→ Brief:
Write out every entry exactly as it appears.

-- START OF Exercise input --

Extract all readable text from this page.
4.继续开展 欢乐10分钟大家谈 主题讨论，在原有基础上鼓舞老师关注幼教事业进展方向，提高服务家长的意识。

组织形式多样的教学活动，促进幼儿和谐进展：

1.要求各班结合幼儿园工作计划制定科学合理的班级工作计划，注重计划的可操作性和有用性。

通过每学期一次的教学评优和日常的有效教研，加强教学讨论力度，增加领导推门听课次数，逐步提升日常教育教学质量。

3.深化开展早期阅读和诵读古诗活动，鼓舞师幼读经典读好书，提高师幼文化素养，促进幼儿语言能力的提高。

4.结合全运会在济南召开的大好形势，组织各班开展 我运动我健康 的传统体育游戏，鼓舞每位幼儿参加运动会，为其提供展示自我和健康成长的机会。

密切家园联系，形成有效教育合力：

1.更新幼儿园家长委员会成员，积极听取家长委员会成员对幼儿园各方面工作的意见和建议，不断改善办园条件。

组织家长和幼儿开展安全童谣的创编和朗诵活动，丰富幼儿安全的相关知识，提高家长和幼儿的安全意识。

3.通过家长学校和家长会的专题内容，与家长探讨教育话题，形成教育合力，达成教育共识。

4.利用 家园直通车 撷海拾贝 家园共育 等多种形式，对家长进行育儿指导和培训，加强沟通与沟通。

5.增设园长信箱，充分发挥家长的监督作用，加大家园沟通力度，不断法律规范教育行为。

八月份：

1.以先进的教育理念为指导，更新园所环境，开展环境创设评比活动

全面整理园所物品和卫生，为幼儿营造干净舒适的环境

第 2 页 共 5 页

-- END OF Exercise input --

→ Reply:
Extract all readable text from this page.
4.继续开展 欢乐10分钟大家谈 主题讨论，在原有基础上鼓舞老师关注幼教事业进展方向，提高服务家长的意识。

组织形式多样的教学活动，促进幼儿和谐进展：

1.要求各班结合幼儿园工作计划制定科学合理的班级工作计划，注重计划的可操作性和有用性。

通过每学期一次的教学评优和日常的有效教研，加强教学讨论力度，增加领导推门听课次数，逐步提升日常教育教学质量。

3.深化开展早期阅读和诵读古诗活动，鼓舞师幼读经典读好书，提高师幼文化素养，促进幼儿语言能力的提高。

4.结合全运会在济南召开的大好形势，组织各班开展 我运动我健康 的传统体育游戏，鼓舞每位幼儿参加运动会，为其提供展示自我和健康成长的机会。

密切家园联系，形成有效教育合力：

1.更新幼儿园家长委员会成员，积极听取家长委员会成员对幼儿园各方面工作的意见和建议，不断改善办园条件。

组织家长和幼儿开展安全童谣的创编和朗诵活动，丰富幼儿安全的相关知识，提高家长和幼儿的安全意识。

3.通过家长学校和家长会的专题内容，与家长探讨教育话题，形成教育合力，达成教育共识。

4.利用 家园直通车 撷海拾贝 家园共育 等多种形式，对家长进行育儿指导和培训，加强沟通与沟通。

5.增设园长信箱，充分发挥家长的监督作用，加大家园沟通力度，不断法律规范教育行为。

八月份：

1.以先进的教育理念为指导，更新园所环境，开展环境创设评比活动

全面整理园所物品和卫生，为幼儿营造干净舒适的环境

第 2 页 共 5 页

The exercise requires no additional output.